Required task -> Copy each line below exactly and leave the pictures out.

Records supplied ->

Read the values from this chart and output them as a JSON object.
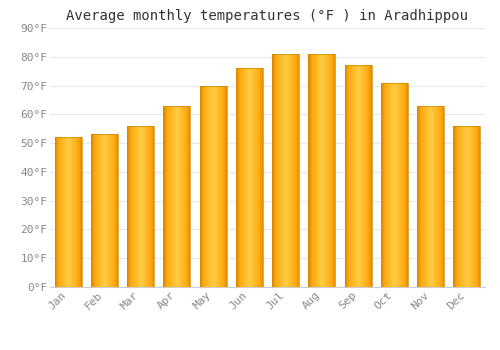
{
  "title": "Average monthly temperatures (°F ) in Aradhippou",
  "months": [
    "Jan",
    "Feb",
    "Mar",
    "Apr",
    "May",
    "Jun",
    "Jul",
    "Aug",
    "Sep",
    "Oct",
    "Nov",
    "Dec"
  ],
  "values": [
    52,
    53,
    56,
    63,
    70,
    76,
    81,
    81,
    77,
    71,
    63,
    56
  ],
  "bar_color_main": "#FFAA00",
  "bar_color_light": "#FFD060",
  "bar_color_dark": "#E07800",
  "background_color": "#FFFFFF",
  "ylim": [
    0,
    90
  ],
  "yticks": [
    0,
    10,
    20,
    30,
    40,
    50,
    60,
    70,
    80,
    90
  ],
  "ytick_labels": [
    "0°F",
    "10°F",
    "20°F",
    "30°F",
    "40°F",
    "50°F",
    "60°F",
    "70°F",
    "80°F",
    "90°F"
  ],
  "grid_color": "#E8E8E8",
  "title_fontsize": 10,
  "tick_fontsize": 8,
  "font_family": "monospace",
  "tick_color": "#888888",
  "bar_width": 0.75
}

Solution to this problem ->
Read the values from this chart and output them as a JSON object.
{
  "title": "Average monthly temperatures (°F ) in Aradhippou",
  "months": [
    "Jan",
    "Feb",
    "Mar",
    "Apr",
    "May",
    "Jun",
    "Jul",
    "Aug",
    "Sep",
    "Oct",
    "Nov",
    "Dec"
  ],
  "values": [
    52,
    53,
    56,
    63,
    70,
    76,
    81,
    81,
    77,
    71,
    63,
    56
  ],
  "bar_color_main": "#FFAA00",
  "bar_color_light": "#FFD060",
  "bar_color_dark": "#E07800",
  "background_color": "#FFFFFF",
  "ylim": [
    0,
    90
  ],
  "yticks": [
    0,
    10,
    20,
    30,
    40,
    50,
    60,
    70,
    80,
    90
  ],
  "ytick_labels": [
    "0°F",
    "10°F",
    "20°F",
    "30°F",
    "40°F",
    "50°F",
    "60°F",
    "70°F",
    "80°F",
    "90°F"
  ],
  "grid_color": "#E8E8E8",
  "title_fontsize": 10,
  "tick_fontsize": 8,
  "font_family": "monospace",
  "tick_color": "#888888",
  "bar_width": 0.75
}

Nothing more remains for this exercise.